━━ EXTRACTED DATA

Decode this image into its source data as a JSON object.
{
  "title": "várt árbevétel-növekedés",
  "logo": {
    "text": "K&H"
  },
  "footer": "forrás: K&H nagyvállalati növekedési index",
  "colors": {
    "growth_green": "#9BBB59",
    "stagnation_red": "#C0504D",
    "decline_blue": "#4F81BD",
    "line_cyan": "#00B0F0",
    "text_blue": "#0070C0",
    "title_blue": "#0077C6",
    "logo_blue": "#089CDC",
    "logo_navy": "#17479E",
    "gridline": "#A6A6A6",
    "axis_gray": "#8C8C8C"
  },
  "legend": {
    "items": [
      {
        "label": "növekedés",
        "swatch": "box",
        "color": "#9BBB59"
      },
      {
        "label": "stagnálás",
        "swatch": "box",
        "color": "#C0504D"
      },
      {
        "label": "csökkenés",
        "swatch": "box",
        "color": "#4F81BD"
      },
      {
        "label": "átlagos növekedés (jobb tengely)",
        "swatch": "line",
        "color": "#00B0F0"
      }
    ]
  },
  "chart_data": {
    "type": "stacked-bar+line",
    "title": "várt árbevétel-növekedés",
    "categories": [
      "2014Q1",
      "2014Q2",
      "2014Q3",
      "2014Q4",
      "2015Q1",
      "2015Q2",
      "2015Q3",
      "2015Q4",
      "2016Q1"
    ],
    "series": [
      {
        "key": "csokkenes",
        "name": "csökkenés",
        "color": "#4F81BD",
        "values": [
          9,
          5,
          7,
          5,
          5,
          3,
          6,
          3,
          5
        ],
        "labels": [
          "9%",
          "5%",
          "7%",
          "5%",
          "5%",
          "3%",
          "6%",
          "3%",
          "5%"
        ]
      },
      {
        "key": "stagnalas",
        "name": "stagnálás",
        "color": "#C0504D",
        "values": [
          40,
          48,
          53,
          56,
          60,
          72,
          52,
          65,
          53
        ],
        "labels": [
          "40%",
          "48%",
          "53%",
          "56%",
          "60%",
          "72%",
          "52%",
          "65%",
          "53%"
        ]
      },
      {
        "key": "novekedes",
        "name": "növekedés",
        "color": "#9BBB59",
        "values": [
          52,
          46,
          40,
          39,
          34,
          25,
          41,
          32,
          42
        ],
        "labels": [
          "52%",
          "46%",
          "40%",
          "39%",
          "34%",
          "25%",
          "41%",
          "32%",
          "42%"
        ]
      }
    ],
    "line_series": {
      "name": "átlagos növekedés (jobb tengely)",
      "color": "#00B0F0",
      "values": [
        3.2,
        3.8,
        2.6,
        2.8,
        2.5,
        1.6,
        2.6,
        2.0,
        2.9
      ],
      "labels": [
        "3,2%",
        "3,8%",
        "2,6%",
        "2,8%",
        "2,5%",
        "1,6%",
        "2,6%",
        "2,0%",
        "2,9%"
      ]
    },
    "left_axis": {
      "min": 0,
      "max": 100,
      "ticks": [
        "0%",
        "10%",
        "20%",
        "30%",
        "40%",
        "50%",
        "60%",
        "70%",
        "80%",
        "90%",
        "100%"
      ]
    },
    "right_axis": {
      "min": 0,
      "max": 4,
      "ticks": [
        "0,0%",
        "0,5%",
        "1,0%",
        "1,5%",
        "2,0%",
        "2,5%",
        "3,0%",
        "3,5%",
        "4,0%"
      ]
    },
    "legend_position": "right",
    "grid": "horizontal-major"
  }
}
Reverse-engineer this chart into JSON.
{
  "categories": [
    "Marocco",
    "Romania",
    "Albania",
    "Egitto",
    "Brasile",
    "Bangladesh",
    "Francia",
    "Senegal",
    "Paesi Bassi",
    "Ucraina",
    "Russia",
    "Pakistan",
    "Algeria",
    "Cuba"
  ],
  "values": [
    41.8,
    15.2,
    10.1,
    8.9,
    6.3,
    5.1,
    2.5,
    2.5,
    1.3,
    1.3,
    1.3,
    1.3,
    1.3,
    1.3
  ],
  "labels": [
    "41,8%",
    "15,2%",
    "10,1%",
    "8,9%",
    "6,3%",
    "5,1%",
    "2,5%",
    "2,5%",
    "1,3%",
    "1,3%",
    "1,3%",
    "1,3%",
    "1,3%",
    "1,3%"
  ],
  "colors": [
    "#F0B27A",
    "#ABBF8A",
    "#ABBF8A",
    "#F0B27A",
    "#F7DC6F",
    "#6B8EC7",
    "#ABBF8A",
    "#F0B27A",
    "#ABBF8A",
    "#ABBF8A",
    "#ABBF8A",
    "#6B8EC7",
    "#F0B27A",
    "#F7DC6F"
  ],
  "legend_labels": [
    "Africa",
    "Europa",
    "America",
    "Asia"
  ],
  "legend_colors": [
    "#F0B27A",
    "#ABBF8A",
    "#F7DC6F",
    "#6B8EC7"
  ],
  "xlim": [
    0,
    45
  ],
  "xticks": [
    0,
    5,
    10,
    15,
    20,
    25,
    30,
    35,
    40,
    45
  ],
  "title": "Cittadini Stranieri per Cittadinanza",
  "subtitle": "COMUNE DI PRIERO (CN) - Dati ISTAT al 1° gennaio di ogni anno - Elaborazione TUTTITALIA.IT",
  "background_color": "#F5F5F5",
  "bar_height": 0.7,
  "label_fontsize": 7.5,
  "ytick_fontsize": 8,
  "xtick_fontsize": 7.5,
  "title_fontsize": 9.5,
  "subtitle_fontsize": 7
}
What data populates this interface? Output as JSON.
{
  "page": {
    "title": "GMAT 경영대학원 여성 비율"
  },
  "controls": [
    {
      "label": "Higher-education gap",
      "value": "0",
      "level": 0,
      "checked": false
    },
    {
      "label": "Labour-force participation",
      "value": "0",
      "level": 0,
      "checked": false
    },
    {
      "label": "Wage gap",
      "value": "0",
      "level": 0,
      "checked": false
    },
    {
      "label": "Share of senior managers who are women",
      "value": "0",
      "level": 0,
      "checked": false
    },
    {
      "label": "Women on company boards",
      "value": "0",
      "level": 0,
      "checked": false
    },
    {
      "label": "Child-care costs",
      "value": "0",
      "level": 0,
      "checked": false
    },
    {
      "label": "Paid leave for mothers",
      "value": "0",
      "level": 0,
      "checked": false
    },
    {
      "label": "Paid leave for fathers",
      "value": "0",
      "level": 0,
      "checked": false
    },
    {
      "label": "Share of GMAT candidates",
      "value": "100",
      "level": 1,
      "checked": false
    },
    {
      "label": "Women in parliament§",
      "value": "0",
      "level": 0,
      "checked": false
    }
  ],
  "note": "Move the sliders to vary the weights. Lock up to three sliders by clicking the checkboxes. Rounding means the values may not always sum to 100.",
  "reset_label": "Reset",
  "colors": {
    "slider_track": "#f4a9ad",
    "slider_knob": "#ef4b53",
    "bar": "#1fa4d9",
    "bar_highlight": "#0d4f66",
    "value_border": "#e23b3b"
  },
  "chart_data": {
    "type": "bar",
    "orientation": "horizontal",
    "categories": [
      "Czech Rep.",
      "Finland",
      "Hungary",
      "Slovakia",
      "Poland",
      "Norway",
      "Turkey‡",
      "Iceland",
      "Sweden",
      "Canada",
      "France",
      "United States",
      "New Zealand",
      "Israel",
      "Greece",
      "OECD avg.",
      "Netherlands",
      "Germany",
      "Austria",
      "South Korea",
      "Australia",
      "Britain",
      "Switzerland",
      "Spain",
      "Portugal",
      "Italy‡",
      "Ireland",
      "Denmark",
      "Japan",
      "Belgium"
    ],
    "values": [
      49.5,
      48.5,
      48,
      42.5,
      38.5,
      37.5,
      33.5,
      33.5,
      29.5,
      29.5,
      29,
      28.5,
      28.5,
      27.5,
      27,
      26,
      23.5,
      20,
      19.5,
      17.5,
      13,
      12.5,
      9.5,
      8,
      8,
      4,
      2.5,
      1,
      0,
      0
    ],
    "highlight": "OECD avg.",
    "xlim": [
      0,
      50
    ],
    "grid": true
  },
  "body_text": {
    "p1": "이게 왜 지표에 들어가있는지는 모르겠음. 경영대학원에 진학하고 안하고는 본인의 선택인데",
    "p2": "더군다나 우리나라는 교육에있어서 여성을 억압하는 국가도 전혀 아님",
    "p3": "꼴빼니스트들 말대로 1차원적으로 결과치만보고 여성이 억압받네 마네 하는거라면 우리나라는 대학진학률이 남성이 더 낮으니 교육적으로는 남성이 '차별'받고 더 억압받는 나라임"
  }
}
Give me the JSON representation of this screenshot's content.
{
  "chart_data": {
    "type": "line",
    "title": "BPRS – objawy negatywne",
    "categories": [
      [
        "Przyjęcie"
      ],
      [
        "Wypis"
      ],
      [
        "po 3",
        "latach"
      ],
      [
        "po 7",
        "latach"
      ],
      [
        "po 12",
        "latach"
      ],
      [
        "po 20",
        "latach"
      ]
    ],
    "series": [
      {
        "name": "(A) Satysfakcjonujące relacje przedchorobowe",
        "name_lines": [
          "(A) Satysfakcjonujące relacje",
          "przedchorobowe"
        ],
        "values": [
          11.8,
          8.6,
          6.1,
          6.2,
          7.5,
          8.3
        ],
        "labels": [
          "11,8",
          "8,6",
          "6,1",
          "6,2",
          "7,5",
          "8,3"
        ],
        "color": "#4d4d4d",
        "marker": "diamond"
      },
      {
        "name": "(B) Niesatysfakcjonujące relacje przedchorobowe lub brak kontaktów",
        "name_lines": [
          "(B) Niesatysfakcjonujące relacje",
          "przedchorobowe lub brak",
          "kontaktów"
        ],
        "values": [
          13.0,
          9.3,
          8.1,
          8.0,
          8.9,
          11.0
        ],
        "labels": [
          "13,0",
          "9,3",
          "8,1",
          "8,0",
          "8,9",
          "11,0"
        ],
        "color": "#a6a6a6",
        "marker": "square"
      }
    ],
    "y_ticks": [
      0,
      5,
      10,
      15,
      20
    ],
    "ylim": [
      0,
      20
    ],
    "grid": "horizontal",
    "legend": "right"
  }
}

━━━━

■ PROBLEM DETAILS ■
Pull every line containing "leave" from the data.

■ RESULT OF THE EXERCISE ■
      "label": "Paid leave for mothers",
      "label": "Paid leave for fathers",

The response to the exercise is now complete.